» THE EXERCISE
Transcribe each entry below exactly. Pictures do not go in the copy.

» DATA PROVIDED
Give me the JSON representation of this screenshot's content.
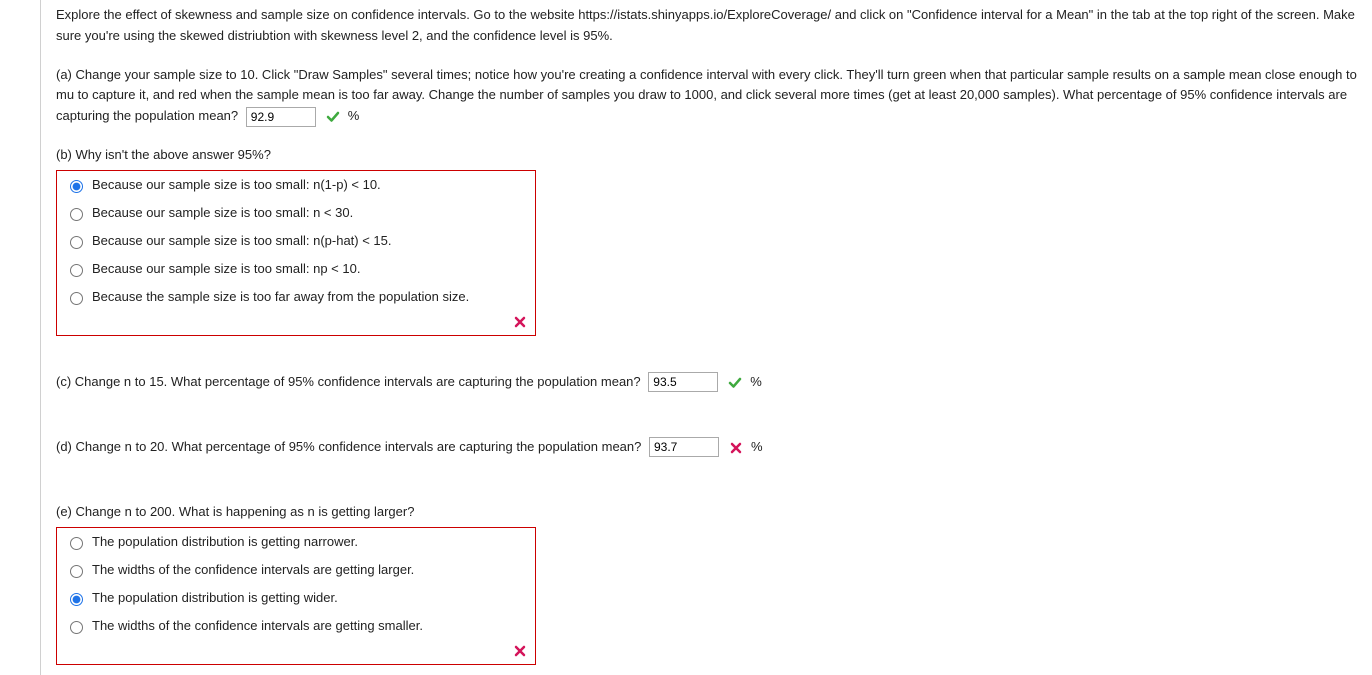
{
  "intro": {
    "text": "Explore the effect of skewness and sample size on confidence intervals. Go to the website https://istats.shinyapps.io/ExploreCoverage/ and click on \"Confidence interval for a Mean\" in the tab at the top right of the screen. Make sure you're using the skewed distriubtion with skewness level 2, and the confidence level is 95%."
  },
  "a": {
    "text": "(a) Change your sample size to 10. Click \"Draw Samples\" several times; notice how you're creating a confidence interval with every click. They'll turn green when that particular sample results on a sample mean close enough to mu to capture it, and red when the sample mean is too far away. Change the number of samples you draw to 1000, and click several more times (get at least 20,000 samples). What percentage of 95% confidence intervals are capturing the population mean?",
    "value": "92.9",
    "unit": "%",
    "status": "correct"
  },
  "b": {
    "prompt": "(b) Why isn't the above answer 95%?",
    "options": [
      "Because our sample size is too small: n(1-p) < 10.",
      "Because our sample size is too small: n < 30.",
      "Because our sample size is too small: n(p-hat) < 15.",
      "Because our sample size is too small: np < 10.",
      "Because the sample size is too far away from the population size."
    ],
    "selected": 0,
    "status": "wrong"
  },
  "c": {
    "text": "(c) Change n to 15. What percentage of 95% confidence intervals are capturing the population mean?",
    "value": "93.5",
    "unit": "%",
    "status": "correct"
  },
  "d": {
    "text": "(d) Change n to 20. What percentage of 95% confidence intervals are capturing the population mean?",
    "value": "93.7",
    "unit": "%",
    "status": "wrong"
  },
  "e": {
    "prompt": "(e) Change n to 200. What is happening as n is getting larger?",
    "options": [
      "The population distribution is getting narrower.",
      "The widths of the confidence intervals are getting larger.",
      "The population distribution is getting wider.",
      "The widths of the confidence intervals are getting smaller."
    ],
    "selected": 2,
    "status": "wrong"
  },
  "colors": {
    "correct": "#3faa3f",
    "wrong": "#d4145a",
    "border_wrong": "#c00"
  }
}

» PROBLEM SOLUTION
Give me the JSON representation of this screenshot's content.
{
  "intro": {
    "text": "Explore the effect of skewness and sample size on confidence intervals. Go to the website https://istats.shinyapps.io/ExploreCoverage/ and click on \"Confidence interval for a Mean\" in the tab at the top right of the screen. Make sure you're using the skewed distriubtion with skewness level 2, and the confidence level is 95%."
  },
  "a": {
    "text": "(a) Change your sample size to 10. Click \"Draw Samples\" several times; notice how you're creating a confidence interval with every click. They'll turn green when that particular sample results on a sample mean close enough to mu to capture it, and red when the sample mean is too far away. Change the number of samples you draw to 1000, and click several more times (get at least 20,000 samples). What percentage of 95% confidence intervals are capturing the population mean?",
    "value": "92.9",
    "unit": "%",
    "status": "correct"
  },
  "b": {
    "prompt": "(b) Why isn't the above answer 95%?",
    "options": [
      "Because our sample size is too small: n(1-p) < 10.",
      "Because our sample size is too small: n < 30.",
      "Because our sample size is too small: n(p-hat) < 15.",
      "Because our sample size is too small: np < 10.",
      "Because the sample size is too far away from the population size."
    ],
    "selected": 0,
    "status": "wrong"
  },
  "c": {
    "text": "(c) Change n to 15. What percentage of 95% confidence intervals are capturing the population mean?",
    "value": "93.5",
    "unit": "%",
    "status": "correct"
  },
  "d": {
    "text": "(d) Change n to 20. What percentage of 95% confidence intervals are capturing the population mean?",
    "value": "93.7",
    "unit": "%",
    "status": "wrong"
  },
  "e": {
    "prompt": "(e) Change n to 200. What is happening as n is getting larger?",
    "options": [
      "The population distribution is getting narrower.",
      "The widths of the confidence intervals are getting larger.",
      "The population distribution is getting wider.",
      "The widths of the confidence intervals are getting smaller."
    ],
    "selected": 2,
    "status": "wrong"
  },
  "colors": {
    "correct": "#3faa3f",
    "wrong": "#d4145a",
    "border_wrong": "#c00"
  }
}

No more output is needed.